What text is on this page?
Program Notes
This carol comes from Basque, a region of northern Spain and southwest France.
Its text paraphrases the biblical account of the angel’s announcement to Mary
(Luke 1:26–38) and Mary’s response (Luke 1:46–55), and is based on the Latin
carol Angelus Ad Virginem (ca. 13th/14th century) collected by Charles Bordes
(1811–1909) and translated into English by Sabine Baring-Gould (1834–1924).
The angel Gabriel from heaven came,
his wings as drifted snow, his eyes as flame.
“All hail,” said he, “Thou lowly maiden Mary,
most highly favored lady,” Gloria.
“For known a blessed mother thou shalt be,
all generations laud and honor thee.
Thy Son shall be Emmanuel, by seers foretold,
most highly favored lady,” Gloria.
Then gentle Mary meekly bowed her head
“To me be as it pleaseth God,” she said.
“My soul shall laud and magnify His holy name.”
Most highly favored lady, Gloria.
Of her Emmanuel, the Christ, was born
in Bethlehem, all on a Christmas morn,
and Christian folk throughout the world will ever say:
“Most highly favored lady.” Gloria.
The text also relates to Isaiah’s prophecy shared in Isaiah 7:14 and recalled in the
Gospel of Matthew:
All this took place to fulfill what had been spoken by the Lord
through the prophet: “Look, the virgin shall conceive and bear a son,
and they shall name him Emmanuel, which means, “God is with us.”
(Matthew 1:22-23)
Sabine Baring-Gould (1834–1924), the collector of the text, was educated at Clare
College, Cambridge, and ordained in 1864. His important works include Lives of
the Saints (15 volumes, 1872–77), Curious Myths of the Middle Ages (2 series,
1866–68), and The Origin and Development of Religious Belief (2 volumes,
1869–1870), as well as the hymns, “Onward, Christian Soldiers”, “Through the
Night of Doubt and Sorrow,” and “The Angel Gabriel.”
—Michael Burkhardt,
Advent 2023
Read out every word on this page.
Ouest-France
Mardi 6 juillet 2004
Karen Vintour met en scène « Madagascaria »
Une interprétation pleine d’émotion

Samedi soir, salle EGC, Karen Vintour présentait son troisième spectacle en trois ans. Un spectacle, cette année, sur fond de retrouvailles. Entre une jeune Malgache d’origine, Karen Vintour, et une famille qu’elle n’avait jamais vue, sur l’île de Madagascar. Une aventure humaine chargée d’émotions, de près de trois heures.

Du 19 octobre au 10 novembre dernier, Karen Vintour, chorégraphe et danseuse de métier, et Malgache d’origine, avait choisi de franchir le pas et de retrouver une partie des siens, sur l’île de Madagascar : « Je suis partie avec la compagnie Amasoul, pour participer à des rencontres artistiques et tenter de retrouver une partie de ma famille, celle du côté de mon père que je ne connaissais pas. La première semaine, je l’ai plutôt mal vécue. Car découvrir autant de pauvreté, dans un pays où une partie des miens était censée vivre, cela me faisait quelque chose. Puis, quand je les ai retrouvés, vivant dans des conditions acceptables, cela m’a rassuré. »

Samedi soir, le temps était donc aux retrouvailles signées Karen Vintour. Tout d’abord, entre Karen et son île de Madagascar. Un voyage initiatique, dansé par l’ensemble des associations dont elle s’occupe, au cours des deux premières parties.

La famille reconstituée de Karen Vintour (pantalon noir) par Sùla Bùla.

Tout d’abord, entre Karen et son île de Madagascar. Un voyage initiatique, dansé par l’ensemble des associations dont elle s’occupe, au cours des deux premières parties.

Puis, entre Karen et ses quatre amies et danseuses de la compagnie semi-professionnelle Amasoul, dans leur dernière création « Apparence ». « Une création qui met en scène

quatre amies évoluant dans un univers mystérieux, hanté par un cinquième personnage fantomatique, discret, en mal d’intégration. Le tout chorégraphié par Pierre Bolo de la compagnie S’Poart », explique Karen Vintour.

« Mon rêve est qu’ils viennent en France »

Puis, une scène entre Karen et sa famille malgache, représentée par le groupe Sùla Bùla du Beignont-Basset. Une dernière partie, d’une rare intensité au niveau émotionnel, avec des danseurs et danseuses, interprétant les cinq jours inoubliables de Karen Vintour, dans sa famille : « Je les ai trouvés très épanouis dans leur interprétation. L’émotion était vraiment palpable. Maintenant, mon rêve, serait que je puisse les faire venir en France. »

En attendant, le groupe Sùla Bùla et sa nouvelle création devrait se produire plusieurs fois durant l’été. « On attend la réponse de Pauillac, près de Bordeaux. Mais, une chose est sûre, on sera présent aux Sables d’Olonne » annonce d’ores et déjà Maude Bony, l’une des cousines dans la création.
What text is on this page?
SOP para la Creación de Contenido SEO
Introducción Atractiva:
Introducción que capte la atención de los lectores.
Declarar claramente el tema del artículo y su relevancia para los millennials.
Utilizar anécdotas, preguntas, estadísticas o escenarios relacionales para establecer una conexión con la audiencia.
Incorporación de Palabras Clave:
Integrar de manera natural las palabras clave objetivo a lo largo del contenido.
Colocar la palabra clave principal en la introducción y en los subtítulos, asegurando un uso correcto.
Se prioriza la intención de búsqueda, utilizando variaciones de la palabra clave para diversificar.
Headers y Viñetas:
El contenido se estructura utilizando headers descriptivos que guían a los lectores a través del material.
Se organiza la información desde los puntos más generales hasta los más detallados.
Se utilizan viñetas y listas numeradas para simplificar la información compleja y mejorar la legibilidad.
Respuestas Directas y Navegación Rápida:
· · · · · · ·
STATED TASK
Copy each line of the data above without altering a single character.

PROBLEM SOLUTION
What text is on this page?
Program Notes
This carol comes from Basque, a region of northern Spain and southwest France.
Its text paraphrases the biblical account of the angel’s announcement to Mary
(Luke 1:26–38) and Mary’s response (Luke 1:46–55), and is based on the Latin
carol Angelus Ad Virginem (ca. 13th/14th century) collected by Charles Bordes
(1811–1909) and translated into English by Sabine Baring-Gould (1834–1924).
The angel Gabriel from heaven came,
his wings as drifted snow, his eyes as flame.
“All hail,” said he, “Thou lowly maiden Mary,
most highly favored lady,” Gloria.
“For known a blessed mother thou shalt be,
all generations laud and honor thee.
Thy Son shall be Emmanuel, by seers foretold,
most highly favored lady,” Gloria.
Then gentle Mary meekly bowed her head
“To me be as it pleaseth God,” she said.
“My soul shall laud and magnify His holy name.”
Most highly favored lady, Gloria.
Of her Emmanuel, the Christ, was born
in Bethlehem, all on a Christmas morn,
and Christian folk throughout the world will ever say:
“Most highly favored lady.” Gloria.
The text also relates to Isaiah’s prophecy shared in Isaiah 7:14 and recalled in the
Gospel of Matthew:
All this took place to fulfill what had been spoken by the Lord
through the prophet: “Look, the virgin shall conceive and bear a son,
and they shall name him Emmanuel, which means, “God is with us.”
(Matthew 1:22-23)
Sabine Baring-Gould (1834–1924), the collector of the text, was educated at Clare
College, Cambridge, and ordained in 1864. His important works include Lives of
the Saints (15 volumes, 1872–77), Curious Myths of the Middle Ages (2 series,
1866–68), and The Origin and Development of Religious Belief (2 volumes,
1869–1870), as well as the hymns, “Onward, Christian Soldiers”, “Through the
Night of Doubt and Sorrow,” and “The Angel Gabriel.”
—Michael Burkhardt,
Advent 2023
Read out every word on this page.
Ouest-France
Mardi 6 juillet 2004
Karen Vintour met en scène « Madagascaria »
Une interprétation pleine d’émotion

Samedi soir, salle EGC, Karen Vintour présentait son troisième spectacle en trois ans. Un spectacle, cette année, sur fond de retrouvailles. Entre une jeune Malgache d’origine, Karen Vintour, et une famille qu’elle n’avait jamais vue, sur l’île de Madagascar. Une aventure humaine chargée d’émotions, de près de trois heures.

Du 19 octobre au 10 novembre dernier, Karen Vintour, chorégraphe et danseuse de métier, et Malgache d’origine, avait choisi de franchir le pas et de retrouver une partie des siens, sur l’île de Madagascar : « Je suis partie avec la compagnie Amasoul, pour participer à des rencontres artistiques et tenter de retrouver une partie de ma famille, celle du côté de mon père que je ne connaissais pas. La première semaine, je l’ai plutôt mal vécue. Car découvrir autant de pauvreté, dans un pays où une partie des miens était censée vivre, cela me faisait quelque chose. Puis, quand je les ai retrouvés, vivant dans des conditions acceptables, cela m’a rassuré. »

Samedi soir, le temps était donc aux retrouvailles signées Karen Vintour. Tout d’abord, entre Karen et son île de Madagascar. Un voyage initiatique, dansé par l’ensemble des associations dont elle s’occupe, au cours des deux premières parties.

La famille reconstituée de Karen Vintour (pantalon noir) par Sùla Bùla.

Tout d’abord, entre Karen et son île de Madagascar. Un voyage initiatique, dansé par l’ensemble des associations dont elle s’occupe, au cours des deux premières parties.

Puis, entre Karen et ses quatre amies et danseuses de la compagnie semi-professionnelle Amasoul, dans leur dernière création « Apparence ». « Une création qui met en scène

quatre amies évoluant dans un univers mystérieux, hanté par un cinquième personnage fantomatique, discret, en mal d’intégration. Le tout chorégraphié par Pierre Bolo de la compagnie S’Poart », explique Karen Vintour.

« Mon rêve est qu’ils viennent en France »

Puis, une scène entre Karen et sa famille malgache, représentée par le groupe Sùla Bùla du Beignont-Basset. Une dernière partie, d’une rare intensité au niveau émotionnel, avec des danseurs et danseuses, interprétant les cinq jours inoubliables de Karen Vintour, dans sa famille : « Je les ai trouvés très épanouis dans leur interprétation. L’émotion était vraiment palpable. Maintenant, mon rêve, serait que je puisse les faire venir en France. »

En attendant, le groupe Sùla Bùla et sa nouvelle création devrait se produire plusieurs fois durant l’été. « On attend la réponse de Pauillac, près de Bordeaux. Mais, une chose est sûre, on sera présent aux Sables d’Olonne » annonce d’ores et déjà Maude Bony, l’une des cousines dans la création.
What text is on this page?
SOP para la Creación de Contenido SEO
Introducción Atractiva:
Introducción que capte la atención de los lectores.
Declarar claramente el tema del artículo y su relevancia para los millennials.
Utilizar anécdotas, preguntas, estadísticas o escenarios relacionales para establecer una conexión con la audiencia.
Incorporación de Palabras Clave:
Integrar de manera natural las palabras clave objetivo a lo largo del contenido.
Colocar la palabra clave principal en la introducción y en los subtítulos, asegurando un uso correcto.
Se prioriza la intención de búsqueda, utilizando variaciones de la palabra clave para diversificar.
Headers y Viñetas:
El contenido se estructura utilizando headers descriptivos que guían a los lectores a través del material.
Se organiza la información desde los puntos más generales hasta los más detallados.
Se utilizan viñetas y listas numeradas para simplificar la información compleja y mejorar la legibilidad.
Respuestas Directas y Navegación Rápida:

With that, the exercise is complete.